About this task
State whether each statement below agrees with the text on antibody correlation with protection over time, answering yes or no and quoting the deciding words of that text. 1. For IgG and IgA to RBD and S, the association between antibody levels and protection against symptomatic and asymptomatic infections was stronger during the T8–T9 period than during the T9–T10 period. 2. Significant differences were found between the T9–T10 and T10–T11 periods. 3. The results of the Cox models are given in Supplementary Table 10.

Extracted text
────
Changes in the correlation of antibodies with protection over time

To investigate how antibody protective effect varied across the three time-periods, we assessed the interaction between the time-period and antibody levels using multivariable logistic regression and Cox models (Supplementary Table 9 and 10, respectively). The association between antibody levels and protection against symptomatic and asymptomatic infections was stronger during the T8–T9 than the T9–T10 period for IgG and IgA to RBD and S (Supplementary Table 9). Similarly, for IgG to RBD from the Delta variant, and RBD, S, S2, and N from Wuhan, the association was stronger during the T8–T9 than the T10–T11 period (Supplementary Table 9). The association between antibody levels and protection against only symptomatic infections was also stronger during the T8–T9 compared to the T9–T10 period for IgG to RBD, S2, S and N, and for IgA to RBD, S, and S2 (Supplementary Table 10). Similarly, for IgG to RBD from Delta variant, and RBD, S, and S2 from Wuhan, the association was stronger during the T8–T9 than the T10–T11 period (Supplementary Table 10). No significant differences were found between the T9–T10 and T10–T11 periods.
────
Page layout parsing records

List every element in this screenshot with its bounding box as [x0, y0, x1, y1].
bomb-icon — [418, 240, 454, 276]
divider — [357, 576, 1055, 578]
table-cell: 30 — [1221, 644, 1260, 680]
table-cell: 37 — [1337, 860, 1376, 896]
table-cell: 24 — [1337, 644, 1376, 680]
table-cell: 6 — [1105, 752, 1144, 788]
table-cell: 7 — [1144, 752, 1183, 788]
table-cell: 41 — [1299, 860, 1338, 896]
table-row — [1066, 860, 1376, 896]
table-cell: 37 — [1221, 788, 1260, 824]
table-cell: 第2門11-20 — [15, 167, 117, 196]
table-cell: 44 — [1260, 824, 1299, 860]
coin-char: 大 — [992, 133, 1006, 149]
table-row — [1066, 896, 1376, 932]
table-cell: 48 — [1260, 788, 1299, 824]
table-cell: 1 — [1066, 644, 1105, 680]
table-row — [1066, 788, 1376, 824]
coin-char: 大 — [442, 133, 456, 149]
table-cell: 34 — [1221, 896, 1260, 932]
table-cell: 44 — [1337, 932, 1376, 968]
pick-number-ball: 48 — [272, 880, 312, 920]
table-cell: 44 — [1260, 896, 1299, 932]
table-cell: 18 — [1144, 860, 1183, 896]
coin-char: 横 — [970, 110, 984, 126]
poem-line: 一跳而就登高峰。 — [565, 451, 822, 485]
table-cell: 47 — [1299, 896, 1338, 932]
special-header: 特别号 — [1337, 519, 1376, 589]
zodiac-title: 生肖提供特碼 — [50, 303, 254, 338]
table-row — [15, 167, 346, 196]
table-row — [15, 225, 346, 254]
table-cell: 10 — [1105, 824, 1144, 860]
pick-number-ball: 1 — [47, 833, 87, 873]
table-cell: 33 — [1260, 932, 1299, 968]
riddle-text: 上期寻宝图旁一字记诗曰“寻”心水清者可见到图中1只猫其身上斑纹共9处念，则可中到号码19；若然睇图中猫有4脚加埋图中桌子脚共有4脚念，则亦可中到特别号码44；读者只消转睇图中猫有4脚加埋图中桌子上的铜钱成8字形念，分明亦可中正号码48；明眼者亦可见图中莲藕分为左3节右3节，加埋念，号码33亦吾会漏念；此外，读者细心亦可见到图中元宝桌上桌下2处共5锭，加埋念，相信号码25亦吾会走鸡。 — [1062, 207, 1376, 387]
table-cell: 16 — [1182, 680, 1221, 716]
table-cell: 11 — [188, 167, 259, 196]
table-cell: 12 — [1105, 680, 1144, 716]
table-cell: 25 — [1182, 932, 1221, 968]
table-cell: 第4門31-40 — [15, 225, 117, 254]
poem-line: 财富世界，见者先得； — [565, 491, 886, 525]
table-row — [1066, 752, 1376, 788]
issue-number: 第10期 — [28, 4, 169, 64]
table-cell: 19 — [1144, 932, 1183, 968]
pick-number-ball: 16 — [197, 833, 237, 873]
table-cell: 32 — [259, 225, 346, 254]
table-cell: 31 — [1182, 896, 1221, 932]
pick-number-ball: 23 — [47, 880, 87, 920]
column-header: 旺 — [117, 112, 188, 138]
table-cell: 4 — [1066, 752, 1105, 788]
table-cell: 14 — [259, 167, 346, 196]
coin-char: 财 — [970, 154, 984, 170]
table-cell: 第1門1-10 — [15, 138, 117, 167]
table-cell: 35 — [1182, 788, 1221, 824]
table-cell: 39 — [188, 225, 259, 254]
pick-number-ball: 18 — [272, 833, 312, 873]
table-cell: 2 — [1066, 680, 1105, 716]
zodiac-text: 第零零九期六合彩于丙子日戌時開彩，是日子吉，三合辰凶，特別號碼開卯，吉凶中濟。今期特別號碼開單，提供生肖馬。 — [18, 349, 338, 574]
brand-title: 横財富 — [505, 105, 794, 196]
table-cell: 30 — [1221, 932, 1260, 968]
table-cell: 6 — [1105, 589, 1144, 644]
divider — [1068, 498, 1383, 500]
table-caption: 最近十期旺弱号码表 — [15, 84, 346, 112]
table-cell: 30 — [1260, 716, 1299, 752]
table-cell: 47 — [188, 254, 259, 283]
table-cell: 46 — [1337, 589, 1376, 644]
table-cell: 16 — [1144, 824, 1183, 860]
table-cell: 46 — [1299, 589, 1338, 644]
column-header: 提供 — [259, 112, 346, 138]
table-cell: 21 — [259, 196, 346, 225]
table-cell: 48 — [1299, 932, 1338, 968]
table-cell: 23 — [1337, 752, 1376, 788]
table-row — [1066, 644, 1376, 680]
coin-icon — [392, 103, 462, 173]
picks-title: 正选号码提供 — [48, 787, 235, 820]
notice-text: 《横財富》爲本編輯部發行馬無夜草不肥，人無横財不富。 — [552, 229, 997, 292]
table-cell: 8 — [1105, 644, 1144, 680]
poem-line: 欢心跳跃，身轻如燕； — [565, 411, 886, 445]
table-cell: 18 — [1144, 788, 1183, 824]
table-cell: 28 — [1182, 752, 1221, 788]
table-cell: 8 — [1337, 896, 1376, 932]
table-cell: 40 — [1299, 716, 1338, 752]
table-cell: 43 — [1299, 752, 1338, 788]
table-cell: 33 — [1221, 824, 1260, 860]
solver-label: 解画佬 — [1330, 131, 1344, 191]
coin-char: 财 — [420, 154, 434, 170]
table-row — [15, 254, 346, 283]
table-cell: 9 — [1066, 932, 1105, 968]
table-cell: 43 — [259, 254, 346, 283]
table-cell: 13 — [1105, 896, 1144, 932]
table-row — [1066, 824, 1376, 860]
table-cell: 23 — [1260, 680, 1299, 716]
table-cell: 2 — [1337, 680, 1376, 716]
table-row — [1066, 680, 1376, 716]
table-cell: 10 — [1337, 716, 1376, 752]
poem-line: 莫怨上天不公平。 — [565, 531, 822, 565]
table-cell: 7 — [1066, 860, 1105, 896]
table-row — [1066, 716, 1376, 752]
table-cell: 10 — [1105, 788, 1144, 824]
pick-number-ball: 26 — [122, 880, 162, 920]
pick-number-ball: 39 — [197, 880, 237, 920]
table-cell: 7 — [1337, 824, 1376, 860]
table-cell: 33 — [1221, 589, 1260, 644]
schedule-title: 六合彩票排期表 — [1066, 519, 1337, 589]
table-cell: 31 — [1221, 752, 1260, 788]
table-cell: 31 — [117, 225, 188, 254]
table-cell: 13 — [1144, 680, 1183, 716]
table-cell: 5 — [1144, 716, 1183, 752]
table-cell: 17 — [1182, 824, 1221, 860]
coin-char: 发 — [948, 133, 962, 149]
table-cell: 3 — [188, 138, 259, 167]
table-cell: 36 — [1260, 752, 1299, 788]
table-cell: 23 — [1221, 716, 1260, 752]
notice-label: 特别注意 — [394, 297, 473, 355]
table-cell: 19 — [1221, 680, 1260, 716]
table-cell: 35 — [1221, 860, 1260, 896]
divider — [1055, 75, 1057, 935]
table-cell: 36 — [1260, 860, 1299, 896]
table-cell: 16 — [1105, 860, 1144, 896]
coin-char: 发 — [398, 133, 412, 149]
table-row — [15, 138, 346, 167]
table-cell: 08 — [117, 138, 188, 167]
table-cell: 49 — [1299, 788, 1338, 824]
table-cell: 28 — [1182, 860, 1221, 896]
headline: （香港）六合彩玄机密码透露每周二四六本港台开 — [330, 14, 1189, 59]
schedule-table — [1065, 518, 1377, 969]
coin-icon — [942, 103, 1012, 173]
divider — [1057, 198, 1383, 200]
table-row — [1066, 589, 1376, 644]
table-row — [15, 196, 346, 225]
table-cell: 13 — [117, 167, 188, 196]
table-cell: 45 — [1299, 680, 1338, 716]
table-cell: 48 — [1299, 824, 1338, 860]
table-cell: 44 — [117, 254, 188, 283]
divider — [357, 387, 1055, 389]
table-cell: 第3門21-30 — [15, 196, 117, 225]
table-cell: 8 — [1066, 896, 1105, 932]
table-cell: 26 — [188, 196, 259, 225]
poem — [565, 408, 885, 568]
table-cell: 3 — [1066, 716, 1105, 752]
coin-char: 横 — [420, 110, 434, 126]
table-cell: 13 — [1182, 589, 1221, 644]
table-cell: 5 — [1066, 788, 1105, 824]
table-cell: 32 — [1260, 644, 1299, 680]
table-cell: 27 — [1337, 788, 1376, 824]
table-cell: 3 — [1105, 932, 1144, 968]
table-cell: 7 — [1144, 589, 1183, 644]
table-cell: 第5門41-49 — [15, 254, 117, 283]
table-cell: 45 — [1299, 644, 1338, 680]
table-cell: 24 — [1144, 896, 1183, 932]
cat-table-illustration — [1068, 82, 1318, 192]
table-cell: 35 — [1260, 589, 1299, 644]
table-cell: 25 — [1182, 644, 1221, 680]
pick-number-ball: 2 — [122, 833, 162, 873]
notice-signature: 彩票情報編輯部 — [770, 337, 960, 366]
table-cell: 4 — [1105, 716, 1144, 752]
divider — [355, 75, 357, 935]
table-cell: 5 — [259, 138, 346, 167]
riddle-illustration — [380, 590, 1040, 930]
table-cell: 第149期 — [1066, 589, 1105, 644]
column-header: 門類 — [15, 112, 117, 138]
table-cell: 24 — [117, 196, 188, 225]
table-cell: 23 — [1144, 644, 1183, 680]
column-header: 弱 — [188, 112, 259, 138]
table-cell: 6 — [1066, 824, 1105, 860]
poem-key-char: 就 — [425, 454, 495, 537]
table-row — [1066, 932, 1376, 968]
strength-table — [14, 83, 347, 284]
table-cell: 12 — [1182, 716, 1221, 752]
────
Answer to this exercise
1. Yes: "The association between antibody levels and protection against symptomatic and asymptomatic infections was stronger during the T8–T9 than the T9–T10 period for IgG and IgA to RBD and S (Supplementary Table 9)."
2. No: "No significant differences were found between the T9–T10 and T10–T11 periods."
3. Yes: "using multivariable logistic regression and Cox models (Supplementary Table 9 and 10, respectively)"